## Short problem
Give back the line where "Decode this image" appears and all the lines after it until the listing ends, unchanged and with nothing else.

## Given records
*****
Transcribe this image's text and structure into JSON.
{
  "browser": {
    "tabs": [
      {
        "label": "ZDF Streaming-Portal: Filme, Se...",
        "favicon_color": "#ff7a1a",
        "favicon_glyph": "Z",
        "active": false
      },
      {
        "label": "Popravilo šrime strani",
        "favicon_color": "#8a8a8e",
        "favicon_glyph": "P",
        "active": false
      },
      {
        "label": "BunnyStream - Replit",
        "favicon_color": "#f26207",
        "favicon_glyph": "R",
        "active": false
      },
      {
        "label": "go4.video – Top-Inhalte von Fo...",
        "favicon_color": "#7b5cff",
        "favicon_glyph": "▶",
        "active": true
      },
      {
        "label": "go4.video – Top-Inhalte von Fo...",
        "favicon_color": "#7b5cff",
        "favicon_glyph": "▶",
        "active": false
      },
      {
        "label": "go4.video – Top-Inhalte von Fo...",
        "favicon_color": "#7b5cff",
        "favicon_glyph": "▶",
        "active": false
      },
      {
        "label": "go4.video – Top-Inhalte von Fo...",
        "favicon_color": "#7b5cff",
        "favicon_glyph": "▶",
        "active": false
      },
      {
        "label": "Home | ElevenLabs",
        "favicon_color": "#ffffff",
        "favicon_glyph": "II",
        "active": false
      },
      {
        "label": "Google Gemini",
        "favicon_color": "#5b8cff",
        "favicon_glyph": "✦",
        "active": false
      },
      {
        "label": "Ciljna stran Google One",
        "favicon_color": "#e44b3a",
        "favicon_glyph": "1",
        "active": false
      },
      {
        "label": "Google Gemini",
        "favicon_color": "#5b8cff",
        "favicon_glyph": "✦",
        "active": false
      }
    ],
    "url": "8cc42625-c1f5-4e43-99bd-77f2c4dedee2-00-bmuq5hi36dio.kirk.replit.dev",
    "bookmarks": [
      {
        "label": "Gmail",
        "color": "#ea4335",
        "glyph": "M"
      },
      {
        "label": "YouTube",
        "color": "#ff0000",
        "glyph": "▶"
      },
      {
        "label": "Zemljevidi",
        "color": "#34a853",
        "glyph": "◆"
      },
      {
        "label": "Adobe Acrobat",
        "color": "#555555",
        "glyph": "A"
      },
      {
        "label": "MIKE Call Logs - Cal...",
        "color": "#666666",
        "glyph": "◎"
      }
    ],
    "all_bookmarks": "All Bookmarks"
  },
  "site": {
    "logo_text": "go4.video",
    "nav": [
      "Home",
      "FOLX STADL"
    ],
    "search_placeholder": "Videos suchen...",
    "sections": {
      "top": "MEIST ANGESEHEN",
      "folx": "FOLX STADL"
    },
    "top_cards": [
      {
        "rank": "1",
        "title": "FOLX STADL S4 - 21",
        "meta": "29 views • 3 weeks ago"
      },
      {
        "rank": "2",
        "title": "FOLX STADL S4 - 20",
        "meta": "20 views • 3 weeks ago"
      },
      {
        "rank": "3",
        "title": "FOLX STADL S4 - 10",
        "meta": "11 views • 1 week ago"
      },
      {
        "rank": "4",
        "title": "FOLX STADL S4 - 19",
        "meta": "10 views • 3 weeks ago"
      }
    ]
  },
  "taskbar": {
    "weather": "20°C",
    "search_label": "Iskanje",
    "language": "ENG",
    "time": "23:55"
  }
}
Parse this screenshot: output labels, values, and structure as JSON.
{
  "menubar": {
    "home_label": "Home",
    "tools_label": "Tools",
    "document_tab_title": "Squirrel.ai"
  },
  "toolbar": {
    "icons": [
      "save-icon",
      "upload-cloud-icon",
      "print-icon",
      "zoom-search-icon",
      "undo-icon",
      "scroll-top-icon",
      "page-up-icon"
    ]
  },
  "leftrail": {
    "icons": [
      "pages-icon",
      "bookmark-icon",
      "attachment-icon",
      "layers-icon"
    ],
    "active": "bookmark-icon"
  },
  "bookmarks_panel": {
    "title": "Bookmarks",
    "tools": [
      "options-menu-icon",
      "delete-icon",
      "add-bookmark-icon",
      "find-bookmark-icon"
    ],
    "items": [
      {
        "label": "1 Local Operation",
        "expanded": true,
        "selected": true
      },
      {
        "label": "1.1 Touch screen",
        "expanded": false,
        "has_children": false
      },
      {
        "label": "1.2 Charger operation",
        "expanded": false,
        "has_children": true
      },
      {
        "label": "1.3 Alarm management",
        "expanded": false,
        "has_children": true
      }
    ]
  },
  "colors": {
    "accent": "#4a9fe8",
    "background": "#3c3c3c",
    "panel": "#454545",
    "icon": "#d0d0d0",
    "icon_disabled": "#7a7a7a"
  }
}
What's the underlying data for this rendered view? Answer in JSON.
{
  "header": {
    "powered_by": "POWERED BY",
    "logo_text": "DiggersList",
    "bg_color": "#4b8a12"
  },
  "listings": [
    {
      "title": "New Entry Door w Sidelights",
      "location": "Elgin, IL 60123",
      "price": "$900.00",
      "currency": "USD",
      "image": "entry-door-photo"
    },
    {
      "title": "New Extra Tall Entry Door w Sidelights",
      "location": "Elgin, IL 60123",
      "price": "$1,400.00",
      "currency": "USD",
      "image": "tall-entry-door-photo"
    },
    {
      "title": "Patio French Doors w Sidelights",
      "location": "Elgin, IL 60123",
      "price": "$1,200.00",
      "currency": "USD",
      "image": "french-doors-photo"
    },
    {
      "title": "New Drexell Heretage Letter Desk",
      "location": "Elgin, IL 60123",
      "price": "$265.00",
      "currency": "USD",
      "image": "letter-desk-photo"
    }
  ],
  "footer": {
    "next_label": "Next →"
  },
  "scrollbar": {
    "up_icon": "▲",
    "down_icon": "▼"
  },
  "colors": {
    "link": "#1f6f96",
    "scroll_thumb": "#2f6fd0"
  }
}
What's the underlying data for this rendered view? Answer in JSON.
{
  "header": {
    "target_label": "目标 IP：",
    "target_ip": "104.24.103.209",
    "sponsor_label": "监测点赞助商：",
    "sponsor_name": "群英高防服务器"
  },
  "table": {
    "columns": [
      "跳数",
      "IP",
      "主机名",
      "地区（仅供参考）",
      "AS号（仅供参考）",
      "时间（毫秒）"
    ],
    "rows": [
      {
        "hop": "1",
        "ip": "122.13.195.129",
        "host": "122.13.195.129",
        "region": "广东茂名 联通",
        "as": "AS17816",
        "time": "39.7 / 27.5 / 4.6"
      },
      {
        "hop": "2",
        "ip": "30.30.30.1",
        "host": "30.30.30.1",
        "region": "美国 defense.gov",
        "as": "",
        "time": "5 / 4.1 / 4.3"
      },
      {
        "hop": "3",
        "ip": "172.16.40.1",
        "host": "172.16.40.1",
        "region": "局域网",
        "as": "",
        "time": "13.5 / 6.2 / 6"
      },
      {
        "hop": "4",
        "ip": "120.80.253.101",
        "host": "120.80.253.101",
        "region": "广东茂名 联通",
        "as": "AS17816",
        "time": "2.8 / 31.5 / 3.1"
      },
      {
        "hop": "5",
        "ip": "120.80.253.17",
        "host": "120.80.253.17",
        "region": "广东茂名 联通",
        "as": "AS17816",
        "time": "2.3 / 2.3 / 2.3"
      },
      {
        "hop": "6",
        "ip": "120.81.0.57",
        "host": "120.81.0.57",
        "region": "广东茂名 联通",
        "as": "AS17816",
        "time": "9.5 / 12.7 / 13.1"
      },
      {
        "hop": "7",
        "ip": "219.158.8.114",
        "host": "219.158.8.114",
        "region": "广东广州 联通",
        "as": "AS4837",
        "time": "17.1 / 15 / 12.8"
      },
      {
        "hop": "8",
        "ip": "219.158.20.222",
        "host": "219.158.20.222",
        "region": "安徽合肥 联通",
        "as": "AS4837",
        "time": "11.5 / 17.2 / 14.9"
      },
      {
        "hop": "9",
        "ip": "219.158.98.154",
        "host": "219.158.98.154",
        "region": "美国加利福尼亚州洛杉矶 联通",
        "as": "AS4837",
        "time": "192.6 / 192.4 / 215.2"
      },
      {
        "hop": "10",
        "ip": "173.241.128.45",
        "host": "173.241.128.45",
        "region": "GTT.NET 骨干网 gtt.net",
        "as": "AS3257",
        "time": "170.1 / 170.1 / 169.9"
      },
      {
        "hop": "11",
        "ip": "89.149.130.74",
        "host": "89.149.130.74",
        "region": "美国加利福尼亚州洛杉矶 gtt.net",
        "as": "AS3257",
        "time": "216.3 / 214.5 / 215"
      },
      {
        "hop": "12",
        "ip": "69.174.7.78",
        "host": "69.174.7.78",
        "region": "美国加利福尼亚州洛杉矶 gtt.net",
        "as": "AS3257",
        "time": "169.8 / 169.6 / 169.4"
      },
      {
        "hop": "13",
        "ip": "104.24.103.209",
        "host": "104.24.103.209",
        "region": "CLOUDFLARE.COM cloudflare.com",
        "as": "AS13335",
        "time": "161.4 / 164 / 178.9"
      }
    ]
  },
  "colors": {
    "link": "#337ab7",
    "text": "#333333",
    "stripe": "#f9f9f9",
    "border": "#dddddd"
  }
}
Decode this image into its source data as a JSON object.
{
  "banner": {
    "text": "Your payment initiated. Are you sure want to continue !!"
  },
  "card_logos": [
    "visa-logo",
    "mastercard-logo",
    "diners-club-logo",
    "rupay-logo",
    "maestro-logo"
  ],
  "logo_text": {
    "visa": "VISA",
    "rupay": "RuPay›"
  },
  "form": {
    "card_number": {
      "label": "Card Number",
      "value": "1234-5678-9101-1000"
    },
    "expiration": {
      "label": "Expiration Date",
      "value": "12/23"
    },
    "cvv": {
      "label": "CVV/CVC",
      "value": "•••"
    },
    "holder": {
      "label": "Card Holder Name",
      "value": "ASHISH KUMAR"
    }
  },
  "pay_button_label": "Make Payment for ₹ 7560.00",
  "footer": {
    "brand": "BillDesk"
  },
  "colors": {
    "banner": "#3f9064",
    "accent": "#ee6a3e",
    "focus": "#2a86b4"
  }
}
*****
## Solved problem
Decode this image into its source data as a JSON object.
{
  "banner": {
    "text": "Your payment initiated. Are you sure want to continue !!"
  },
  "card_logos": [
    "visa-logo",
    "mastercard-logo",
    "diners-club-logo",
    "rupay-logo",
    "maestro-logo"
  ],
  "logo_text": {
    "visa": "VISA",
    "rupay": "RuPay›"
  },
  "form": {
    "card_number": {
      "label": "Card Number",
      "value": "1234-5678-9101-1000"
    },
    "expiration": {
      "label": "Expiration Date",
      "value": "12/23"
    },
    "cvv": {
      "label": "CVV/CVC",
      "value": "•••"
    },
    "holder": {
      "label": "Card Holder Name",
      "value": "ASHISH KUMAR"
    }
  },
  "pay_button_label": "Make Payment for ₹ 7560.00",
  "footer": {
    "brand": "BillDesk"
  },
  "colors": {
    "banner": "#3f9064",
    "accent": "#ee6a3e",
    "focus": "#2a86b4"
  }
}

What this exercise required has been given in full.